Written instruction. Copy out the entries exactly, from the first line to the last.

Rows from a dataset.
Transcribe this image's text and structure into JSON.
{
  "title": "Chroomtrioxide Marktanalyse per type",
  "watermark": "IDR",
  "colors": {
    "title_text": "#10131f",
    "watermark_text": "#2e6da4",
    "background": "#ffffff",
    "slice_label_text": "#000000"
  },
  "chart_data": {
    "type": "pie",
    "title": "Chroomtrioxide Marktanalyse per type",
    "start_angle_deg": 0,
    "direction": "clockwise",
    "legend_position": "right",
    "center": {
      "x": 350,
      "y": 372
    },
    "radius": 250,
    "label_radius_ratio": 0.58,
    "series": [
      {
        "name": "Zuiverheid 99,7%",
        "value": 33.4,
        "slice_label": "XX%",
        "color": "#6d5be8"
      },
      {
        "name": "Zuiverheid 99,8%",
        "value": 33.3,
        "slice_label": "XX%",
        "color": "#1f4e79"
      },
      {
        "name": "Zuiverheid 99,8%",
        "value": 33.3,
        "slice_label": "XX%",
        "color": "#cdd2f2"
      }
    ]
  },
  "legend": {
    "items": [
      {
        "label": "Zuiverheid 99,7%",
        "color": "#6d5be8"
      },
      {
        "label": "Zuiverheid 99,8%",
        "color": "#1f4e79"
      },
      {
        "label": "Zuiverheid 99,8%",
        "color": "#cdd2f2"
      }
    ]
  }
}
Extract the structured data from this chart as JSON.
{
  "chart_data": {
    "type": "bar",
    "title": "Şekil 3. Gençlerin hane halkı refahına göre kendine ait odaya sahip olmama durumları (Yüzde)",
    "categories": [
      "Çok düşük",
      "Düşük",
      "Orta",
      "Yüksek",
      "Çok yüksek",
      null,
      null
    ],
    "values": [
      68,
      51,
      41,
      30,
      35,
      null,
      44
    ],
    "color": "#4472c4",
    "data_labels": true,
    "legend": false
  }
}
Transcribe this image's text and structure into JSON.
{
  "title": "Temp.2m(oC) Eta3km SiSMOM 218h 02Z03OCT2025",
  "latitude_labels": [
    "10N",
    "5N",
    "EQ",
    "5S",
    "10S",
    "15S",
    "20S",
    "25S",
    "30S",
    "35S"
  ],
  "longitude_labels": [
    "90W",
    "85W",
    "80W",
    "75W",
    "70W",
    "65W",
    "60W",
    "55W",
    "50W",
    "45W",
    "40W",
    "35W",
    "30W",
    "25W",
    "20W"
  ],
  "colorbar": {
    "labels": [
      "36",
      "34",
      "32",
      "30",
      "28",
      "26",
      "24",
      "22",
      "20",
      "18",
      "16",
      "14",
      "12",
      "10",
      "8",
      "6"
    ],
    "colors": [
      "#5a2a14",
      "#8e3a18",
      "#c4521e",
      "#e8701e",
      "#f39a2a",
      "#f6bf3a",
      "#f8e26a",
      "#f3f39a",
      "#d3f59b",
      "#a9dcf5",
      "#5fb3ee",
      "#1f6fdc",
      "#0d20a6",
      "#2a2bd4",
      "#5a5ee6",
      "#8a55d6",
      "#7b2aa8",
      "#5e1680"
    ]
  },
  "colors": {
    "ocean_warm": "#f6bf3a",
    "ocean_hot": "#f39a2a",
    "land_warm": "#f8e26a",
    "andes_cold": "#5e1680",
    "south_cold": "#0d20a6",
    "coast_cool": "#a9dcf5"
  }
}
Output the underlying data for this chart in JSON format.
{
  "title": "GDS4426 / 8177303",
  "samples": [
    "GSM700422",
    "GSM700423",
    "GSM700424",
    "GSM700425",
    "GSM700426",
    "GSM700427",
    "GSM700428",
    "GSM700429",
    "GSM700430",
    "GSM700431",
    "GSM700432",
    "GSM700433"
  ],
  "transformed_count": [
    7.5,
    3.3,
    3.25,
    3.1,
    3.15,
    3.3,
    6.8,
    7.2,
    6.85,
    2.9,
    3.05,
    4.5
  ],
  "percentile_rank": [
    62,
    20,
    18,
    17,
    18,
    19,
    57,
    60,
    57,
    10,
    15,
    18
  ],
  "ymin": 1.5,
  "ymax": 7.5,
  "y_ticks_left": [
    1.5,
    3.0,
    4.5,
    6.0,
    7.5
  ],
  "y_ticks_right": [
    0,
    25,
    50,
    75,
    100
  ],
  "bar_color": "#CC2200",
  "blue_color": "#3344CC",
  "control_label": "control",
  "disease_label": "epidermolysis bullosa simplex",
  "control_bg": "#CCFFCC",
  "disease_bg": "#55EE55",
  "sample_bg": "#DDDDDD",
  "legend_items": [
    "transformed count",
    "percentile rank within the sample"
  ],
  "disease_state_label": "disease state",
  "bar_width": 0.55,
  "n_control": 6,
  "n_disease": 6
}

Written reply.
Transcribe this image's text and structure into JSON.
{
  "title": "Chroomtrioxide Marktanalyse per type",
  "watermark": "IDR",
  "colors": {
    "title_text": "#10131f",
    "watermark_text": "#2e6da4",
    "background": "#ffffff",
    "slice_label_text": "#000000"
  },
  "chart_data": {
    "type": "pie",
    "title": "Chroomtrioxide Marktanalyse per type",
    "start_angle_deg": 0,
    "direction": "clockwise",
    "legend_position": "right",
    "center": {
      "x": 350,
      "y": 372
    },
    "radius": 250,
    "label_radius_ratio": 0.58,
    "series": [
      {
        "name": "Zuiverheid 99,7%",
        "value": 33.4,
        "slice_label": "XX%",
        "color": "#6d5be8"
      },
      {
        "name": "Zuiverheid 99,8%",
        "value": 33.3,
        "slice_label": "XX%",
        "color": "#1f4e79"
      },
      {
        "name": "Zuiverheid 99,8%",
        "value": 33.3,
        "slice_label": "XX%",
        "color": "#cdd2f2"
      }
    ]
  },
  "legend": {
    "items": [
      {
        "label": "Zuiverheid 99,7%",
        "color": "#6d5be8"
      },
      {
        "label": "Zuiverheid 99,8%",
        "color": "#1f4e79"
      },
      {
        "label": "Zuiverheid 99,8%",
        "color": "#cdd2f2"
      }
    ]
  }
}
Extract the structured data from this chart as JSON.
{
  "chart_data": {
    "type": "bar",
    "title": "Şekil 3. Gençlerin hane halkı refahına göre kendine ait odaya sahip olmama durumları (Yüzde)",
    "categories": [
      "Çok düşük",
      "Düşük",
      "Orta",
      "Yüksek",
      "Çok yüksek",
      null,
      null
    ],
    "values": [
      68,
      51,
      41,
      30,
      35,
      null,
      44
    ],
    "color": "#4472c4",
    "data_labels": true,
    "legend": false
  }
}
Transcribe this image's text and structure into JSON.
{
  "title": "Temp.2m(oC) Eta3km SiSMOM 218h 02Z03OCT2025",
  "latitude_labels": [
    "10N",
    "5N",
    "EQ",
    "5S",
    "10S",
    "15S",
    "20S",
    "25S",
    "30S",
    "35S"
  ],
  "longitude_labels": [
    "90W",
    "85W",
    "80W",
    "75W",
    "70W",
    "65W",
    "60W",
    "55W",
    "50W",
    "45W",
    "40W",
    "35W",
    "30W",
    "25W",
    "20W"
  ],
  "colorbar": {
    "labels": [
      "36",
      "34",
      "32",
      "30",
      "28",
      "26",
      "24",
      "22",
      "20",
      "18",
      "16",
      "14",
      "12",
      "10",
      "8",
      "6"
    ],
    "colors": [
      "#5a2a14",
      "#8e3a18",
      "#c4521e",
      "#e8701e",
      "#f39a2a",
      "#f6bf3a",
      "#f8e26a",
      "#f3f39a",
      "#d3f59b",
      "#a9dcf5",
      "#5fb3ee",
      "#1f6fdc",
      "#0d20a6",
      "#2a2bd4",
      "#5a5ee6",
      "#8a55d6",
      "#7b2aa8",
      "#5e1680"
    ]
  },
  "colors": {
    "ocean_warm": "#f6bf3a",
    "ocean_hot": "#f39a2a",
    "land_warm": "#f8e26a",
    "andes_cold": "#5e1680",
    "south_cold": "#0d20a6",
    "coast_cool": "#a9dcf5"
  }
}
Output the underlying data for this chart in JSON format.
{
  "title": "GDS4426 / 8177303",
  "samples": [
    "GSM700422",
    "GSM700423",
    "GSM700424",
    "GSM700425",
    "GSM700426",
    "GSM700427",
    "GSM700428",
    "GSM700429",
    "GSM700430",
    "GSM700431",
    "GSM700432",
    "GSM700433"
  ],
  "transformed_count": [
    7.5,
    3.3,
    3.25,
    3.1,
    3.15,
    3.3,
    6.8,
    7.2,
    6.85,
    2.9,
    3.05,
    4.5
  ],
  "percentile_rank": [
    62,
    20,
    18,
    17,
    18,
    19,
    57,
    60,
    57,
    10,
    15,
    18
  ],
  "ymin": 1.5,
  "ymax": 7.5,
  "y_ticks_left": [
    1.5,
    3.0,
    4.5,
    6.0,
    7.5
  ],
  "y_ticks_right": [
    0,
    25,
    50,
    75,
    100
  ],
  "bar_color": "#CC2200",
  "blue_color": "#3344CC",
  "control_label": "control",
  "disease_label": "epidermolysis bullosa simplex",
  "control_bg": "#CCFFCC",
  "disease_bg": "#55EE55",
  "sample_bg": "#DDDDDD",
  "legend_items": [
    "transformed count",
    "percentile rank within the sample"
  ],
  "disease_state_label": "disease state",
  "bar_width": 0.55,
  "n_control": 6,
  "n_disease": 6
}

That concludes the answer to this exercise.